Tasks to carry out:
1: Decide whether each statement agrees with the discussion of prejudice against bisexuals, answering yes or no and quoting the words that decide it: (a) The response holds that ENDA would be a bigger practical win than the fight for marriage. (b) The first writer addresses the questions only to gay men. (c) The response claims it is easier to win acceptance for very traditional monogamous couples than for the idea that gender and sexuality aren't fixed.
2: Extend the discussion of prejudice against bisexuals, picking up right after its final sentence.

Document section:
Why do we do this to each other? Why are there these prejudices? I'm asking honestly, because I feel that a community that so greatly and so often suffers the slings and arrows of straight society ought to be as nurturing and protective of all its members as possible, rather than causing further hurt and harm.

So, to the gays and lesbians out there, what are your personal experiences that pertain to my concerns? Why do so many of you dislike bisexuality, or even any orientation other than your own? Have you had unpleasant experiences that are related, or is it simply a prejudice that has been passed along?

I will admit that for personal reasons, I'm particularly curious about the disdain and disregard with which many bisexuals are treated by the lesbian and gay community. We do feel left out, folks... what have we done to offend, and why can't we all just get along, eh?


fluffy-sauce response:

In my opinion it's all about heteronormativity. Bisexual and trans and all manner of other queer folk really weaken the position that the hetnorm parts of the community are building on. Just look at the focus on the fight for marriage, when ENDA would be such a bigger win in practical terms. What the public face of the LG community at large is trying to present the rest of the world with is "We're just like you. Monogamous, stable, consistent. Humdrum even. No crazy colors, no lisps, no femme men or butch women. We just like the same gender. It's not a choice". Acknowledging bisexuality and the reality of gender variance weakens that position. It's easier to get people to accept two very straight seeming men or women in a very traditional monogamous relationship than to accept that gender and sexuality aren't necessarily fixed, binary things for some people. It's harder to fight for the right to CHOOSE who you have sex with and how you will present yourself than to say "I have no choice, you should acknowledge us because we can't help what we do".

Data excerpts:
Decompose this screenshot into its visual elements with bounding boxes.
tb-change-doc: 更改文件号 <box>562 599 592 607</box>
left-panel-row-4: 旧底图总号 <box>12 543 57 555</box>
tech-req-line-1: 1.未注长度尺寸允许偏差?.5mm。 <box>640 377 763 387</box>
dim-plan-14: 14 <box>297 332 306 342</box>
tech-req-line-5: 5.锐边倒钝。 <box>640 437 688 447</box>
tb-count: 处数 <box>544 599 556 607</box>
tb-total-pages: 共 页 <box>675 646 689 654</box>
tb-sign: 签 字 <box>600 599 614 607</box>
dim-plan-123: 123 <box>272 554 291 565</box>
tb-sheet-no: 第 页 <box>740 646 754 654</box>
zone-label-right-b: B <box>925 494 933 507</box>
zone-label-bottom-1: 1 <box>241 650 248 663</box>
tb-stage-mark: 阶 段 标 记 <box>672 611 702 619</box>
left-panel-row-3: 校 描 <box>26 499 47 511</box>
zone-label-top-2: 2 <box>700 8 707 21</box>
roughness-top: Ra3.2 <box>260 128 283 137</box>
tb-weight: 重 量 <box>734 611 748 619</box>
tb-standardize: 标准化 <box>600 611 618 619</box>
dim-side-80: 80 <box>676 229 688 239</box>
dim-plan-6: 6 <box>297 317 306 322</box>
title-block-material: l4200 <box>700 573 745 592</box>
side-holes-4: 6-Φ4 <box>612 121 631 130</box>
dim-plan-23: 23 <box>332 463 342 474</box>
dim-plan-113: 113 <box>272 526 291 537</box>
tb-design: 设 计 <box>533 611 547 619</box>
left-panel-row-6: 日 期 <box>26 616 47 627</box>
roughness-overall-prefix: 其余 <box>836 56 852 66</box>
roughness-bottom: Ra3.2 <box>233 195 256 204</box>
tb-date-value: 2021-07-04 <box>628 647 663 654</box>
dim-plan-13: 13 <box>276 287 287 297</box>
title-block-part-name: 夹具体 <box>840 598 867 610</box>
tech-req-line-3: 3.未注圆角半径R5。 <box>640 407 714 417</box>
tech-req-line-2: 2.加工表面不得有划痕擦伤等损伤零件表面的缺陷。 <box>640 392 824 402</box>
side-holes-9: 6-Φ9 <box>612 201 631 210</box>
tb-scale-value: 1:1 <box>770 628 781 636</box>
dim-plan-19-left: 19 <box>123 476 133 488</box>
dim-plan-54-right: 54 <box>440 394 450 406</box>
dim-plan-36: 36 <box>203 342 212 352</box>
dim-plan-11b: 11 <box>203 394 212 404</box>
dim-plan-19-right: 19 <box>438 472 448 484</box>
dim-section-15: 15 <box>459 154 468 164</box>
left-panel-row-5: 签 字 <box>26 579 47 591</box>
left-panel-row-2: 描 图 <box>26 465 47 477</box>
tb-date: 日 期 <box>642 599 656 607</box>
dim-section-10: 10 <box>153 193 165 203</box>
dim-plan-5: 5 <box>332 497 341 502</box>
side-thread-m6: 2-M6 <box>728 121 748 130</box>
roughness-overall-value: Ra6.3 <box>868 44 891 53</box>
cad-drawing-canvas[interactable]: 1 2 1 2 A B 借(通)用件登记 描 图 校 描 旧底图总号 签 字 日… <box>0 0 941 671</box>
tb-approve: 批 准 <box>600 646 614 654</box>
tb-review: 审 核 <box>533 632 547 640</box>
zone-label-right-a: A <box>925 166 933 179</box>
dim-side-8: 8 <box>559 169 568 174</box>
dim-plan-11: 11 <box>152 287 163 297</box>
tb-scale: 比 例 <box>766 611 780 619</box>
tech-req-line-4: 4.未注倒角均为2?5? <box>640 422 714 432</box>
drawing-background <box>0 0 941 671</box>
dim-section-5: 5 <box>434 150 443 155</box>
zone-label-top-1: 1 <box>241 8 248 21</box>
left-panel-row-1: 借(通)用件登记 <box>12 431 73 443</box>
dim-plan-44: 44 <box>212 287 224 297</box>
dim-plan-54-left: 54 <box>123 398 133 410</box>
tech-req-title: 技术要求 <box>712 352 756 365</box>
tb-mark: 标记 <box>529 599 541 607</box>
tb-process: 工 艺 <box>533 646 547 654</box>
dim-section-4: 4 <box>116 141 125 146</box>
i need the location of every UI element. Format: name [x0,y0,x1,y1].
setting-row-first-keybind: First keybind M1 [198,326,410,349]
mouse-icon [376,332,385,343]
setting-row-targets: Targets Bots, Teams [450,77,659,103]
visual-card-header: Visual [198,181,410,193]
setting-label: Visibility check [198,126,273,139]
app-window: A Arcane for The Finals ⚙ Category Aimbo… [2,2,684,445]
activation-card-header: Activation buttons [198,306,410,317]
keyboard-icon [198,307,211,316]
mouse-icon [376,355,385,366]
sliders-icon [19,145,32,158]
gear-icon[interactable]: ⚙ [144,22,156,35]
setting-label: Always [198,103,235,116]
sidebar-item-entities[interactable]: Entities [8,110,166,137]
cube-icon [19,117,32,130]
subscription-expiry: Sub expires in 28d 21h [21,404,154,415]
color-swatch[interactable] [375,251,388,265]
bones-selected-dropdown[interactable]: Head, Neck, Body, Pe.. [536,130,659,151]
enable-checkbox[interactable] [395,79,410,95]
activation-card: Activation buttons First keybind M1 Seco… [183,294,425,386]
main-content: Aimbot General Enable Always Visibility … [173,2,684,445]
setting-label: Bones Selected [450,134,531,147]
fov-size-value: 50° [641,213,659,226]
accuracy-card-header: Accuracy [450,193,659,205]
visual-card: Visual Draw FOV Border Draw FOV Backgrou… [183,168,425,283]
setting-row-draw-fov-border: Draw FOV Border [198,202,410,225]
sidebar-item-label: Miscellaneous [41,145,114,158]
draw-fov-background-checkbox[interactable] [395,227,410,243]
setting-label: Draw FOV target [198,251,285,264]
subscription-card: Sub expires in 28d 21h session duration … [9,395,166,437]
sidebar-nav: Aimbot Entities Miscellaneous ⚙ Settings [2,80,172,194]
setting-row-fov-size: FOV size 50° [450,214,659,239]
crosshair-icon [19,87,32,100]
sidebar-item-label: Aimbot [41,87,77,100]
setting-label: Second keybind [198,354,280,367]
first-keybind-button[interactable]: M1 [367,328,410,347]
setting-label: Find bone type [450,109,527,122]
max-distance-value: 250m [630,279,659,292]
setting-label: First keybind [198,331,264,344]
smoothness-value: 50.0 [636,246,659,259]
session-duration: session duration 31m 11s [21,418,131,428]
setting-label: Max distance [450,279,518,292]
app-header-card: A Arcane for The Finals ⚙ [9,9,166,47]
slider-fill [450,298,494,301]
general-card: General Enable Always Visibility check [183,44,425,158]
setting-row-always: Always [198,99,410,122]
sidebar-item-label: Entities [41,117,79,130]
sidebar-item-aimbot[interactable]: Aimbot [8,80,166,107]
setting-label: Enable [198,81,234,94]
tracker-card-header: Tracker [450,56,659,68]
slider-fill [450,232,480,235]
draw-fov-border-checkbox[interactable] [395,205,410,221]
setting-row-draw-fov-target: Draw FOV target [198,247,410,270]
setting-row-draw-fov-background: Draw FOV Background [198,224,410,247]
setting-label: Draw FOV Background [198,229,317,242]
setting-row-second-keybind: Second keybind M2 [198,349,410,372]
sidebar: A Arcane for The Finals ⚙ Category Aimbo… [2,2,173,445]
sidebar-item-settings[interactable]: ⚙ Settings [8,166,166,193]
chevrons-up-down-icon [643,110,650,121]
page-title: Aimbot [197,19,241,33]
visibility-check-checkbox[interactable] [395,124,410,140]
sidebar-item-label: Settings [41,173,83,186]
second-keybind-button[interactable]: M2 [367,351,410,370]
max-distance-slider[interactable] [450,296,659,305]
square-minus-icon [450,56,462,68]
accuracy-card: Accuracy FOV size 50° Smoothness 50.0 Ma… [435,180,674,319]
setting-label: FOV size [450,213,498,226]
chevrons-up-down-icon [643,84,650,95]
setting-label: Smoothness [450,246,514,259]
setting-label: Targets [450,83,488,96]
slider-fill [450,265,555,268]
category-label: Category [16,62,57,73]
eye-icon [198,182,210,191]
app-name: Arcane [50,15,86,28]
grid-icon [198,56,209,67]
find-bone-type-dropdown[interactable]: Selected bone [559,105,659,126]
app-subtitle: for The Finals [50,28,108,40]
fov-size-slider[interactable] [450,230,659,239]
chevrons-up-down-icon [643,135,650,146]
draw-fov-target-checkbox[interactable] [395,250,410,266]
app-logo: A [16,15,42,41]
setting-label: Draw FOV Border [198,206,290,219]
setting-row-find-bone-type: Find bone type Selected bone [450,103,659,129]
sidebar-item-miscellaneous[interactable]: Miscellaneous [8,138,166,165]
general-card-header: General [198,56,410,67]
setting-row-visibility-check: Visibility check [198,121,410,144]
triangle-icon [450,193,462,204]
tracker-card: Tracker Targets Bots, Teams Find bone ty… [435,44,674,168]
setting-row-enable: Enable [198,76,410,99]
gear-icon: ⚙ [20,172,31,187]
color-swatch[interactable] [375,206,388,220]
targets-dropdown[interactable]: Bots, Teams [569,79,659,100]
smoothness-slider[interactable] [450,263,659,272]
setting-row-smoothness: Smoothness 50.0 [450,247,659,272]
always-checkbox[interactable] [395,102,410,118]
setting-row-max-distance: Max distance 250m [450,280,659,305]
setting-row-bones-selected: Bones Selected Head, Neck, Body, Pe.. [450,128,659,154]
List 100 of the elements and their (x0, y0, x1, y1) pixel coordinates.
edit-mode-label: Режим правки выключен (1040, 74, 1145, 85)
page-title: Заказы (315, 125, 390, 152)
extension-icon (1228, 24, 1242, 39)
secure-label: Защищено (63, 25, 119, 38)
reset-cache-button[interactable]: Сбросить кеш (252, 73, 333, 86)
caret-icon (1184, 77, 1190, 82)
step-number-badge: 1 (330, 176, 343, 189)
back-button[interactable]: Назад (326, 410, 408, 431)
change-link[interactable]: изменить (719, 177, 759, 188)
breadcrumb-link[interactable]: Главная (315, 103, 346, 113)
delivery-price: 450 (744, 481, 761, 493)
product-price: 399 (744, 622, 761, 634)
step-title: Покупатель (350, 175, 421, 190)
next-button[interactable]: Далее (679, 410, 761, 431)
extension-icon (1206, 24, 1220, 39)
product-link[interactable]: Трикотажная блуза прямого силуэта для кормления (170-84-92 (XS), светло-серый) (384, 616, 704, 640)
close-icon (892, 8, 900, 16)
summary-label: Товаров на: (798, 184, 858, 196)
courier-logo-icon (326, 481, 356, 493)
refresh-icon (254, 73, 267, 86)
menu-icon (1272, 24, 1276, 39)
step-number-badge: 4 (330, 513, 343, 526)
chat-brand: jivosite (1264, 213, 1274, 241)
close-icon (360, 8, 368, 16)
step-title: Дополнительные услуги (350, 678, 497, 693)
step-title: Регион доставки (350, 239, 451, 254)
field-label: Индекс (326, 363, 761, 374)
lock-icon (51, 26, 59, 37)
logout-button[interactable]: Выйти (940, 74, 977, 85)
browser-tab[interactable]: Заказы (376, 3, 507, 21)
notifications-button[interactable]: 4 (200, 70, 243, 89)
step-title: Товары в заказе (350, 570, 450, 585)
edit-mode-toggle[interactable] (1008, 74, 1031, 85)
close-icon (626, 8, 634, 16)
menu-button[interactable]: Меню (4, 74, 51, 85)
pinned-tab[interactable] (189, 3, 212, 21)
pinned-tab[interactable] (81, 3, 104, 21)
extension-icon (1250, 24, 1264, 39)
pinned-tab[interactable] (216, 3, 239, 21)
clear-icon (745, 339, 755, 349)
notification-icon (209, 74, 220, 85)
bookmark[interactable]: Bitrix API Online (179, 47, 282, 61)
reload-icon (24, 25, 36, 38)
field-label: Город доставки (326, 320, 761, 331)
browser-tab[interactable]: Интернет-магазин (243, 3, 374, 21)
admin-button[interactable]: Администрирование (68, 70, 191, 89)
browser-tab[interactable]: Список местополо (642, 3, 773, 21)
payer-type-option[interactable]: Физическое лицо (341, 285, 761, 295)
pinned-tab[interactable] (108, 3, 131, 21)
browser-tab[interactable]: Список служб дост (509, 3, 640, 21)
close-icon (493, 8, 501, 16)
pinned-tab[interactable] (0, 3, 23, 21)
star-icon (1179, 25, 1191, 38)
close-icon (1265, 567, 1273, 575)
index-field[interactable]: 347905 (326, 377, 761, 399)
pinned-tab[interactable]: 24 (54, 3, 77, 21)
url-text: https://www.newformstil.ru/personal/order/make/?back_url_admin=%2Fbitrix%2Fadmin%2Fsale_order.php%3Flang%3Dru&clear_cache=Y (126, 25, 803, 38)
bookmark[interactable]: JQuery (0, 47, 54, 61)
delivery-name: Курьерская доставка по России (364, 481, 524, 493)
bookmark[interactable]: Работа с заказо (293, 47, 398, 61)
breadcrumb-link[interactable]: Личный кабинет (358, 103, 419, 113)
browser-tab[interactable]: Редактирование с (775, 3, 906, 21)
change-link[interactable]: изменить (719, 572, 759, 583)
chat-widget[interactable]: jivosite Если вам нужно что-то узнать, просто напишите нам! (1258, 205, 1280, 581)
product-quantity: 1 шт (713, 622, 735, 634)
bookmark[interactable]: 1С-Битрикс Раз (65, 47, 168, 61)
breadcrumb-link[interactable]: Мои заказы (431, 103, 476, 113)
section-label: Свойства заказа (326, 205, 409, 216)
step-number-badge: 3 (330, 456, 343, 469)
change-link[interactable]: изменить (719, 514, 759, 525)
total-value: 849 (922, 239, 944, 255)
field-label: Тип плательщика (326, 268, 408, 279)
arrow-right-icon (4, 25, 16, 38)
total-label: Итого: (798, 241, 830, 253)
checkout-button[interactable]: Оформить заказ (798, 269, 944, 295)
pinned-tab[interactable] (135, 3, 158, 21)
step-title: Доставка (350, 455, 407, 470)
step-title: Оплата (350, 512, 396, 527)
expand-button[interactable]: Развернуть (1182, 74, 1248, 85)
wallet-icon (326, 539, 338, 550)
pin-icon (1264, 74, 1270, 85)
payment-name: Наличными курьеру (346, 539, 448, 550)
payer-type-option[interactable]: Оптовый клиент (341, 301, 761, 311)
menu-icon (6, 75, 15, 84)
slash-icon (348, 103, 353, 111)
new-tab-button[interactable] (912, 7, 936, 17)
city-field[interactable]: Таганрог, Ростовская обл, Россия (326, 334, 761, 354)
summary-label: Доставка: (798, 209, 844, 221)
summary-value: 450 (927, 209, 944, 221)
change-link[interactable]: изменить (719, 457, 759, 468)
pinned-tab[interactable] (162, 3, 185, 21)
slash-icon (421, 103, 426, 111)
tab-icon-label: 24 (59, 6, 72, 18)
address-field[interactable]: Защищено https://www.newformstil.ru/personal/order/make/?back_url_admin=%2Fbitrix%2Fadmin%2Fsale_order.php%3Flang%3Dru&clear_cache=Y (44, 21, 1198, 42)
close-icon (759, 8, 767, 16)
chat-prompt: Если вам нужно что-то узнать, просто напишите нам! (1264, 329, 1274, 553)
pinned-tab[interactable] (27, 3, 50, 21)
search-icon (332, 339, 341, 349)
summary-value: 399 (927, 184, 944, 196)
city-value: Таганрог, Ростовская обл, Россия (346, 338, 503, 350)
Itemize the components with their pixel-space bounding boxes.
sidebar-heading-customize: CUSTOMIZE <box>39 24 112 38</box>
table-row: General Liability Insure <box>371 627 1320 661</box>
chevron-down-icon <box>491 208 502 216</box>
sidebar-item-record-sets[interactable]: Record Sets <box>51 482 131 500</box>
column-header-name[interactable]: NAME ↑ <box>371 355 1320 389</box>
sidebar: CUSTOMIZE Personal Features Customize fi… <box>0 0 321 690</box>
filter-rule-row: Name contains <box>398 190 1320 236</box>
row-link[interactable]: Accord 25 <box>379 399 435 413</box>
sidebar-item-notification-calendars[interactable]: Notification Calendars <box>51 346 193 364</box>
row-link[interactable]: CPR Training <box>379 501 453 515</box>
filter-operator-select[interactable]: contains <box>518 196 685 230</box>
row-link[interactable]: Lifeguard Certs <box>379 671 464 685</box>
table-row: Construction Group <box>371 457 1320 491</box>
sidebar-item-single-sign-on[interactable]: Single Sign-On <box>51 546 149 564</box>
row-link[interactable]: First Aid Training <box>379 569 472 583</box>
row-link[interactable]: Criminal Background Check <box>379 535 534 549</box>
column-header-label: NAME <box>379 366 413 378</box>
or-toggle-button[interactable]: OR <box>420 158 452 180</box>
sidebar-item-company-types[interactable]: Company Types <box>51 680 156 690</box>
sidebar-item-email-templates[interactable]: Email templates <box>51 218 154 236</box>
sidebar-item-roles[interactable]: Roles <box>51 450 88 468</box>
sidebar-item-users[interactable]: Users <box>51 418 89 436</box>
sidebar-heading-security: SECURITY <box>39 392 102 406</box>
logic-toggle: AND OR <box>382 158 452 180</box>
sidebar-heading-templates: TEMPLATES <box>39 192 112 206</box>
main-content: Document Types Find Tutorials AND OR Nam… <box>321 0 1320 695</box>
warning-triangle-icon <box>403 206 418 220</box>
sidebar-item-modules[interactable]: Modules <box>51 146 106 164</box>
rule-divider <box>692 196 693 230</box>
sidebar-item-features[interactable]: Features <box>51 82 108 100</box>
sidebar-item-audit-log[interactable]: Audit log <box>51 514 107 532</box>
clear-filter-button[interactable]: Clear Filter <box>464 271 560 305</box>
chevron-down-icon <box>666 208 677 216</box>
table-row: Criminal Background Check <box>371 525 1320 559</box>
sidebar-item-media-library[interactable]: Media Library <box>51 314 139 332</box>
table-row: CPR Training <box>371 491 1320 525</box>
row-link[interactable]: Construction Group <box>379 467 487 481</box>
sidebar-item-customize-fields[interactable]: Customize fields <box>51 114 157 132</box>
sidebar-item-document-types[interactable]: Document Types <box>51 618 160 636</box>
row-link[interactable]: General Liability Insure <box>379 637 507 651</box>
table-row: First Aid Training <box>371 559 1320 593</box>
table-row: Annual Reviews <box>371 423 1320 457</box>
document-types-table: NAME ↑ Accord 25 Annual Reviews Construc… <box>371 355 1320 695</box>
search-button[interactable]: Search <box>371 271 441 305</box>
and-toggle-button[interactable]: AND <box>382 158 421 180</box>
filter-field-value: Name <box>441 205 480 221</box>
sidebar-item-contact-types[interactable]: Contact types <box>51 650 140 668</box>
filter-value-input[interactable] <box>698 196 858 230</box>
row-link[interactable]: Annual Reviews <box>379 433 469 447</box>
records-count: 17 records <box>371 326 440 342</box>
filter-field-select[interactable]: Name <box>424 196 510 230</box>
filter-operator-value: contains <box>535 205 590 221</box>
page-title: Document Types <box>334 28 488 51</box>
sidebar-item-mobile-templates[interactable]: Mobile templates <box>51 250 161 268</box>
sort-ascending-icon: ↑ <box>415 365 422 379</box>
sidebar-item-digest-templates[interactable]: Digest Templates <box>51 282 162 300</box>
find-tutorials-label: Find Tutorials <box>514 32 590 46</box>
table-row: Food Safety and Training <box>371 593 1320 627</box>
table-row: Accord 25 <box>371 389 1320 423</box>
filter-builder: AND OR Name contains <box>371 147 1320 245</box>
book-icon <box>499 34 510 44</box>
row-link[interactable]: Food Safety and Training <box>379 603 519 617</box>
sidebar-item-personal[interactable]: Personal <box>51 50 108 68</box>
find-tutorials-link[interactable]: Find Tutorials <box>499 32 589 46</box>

Responses for each task:
1:
(a) Yes: "when ENDA would be such a bigger win in practical terms"
(b) No: "So, to the gays and lesbians out there"
(c) Yes: "It's easier to get people to accept two very straight seeming men or women in a very traditional monogamous relationship than to accept that gender and sexuality aren't necessarily fixed, binary things for some people."

2:
That said, I do believe that for the vast majority of us, there is no choice involved in our orientation or identity, only a choice of what to do with it. But really -- we have the RIGHT to be who we want, so the "it's not a choice, it's genetic" thing is a bit of an unprincipled cop-out.

I see alot of conversations, even on Reddit, like "Why are we even doing pride? It just gives the straight people more ammo against us, getting all lewd and strange in public". But if we're not fighting for that, what are we fighting for? In a much larger picture, we're fighting to keep society and the law from dictating what is acceptable in our lives and for the right to be ourselves, whatever form that may take.

Anyway, that's my 2 cents. In my opinion, there are alot of other reasons for rifts and divides in the LGBT community, but I think this is the biggest at the moment.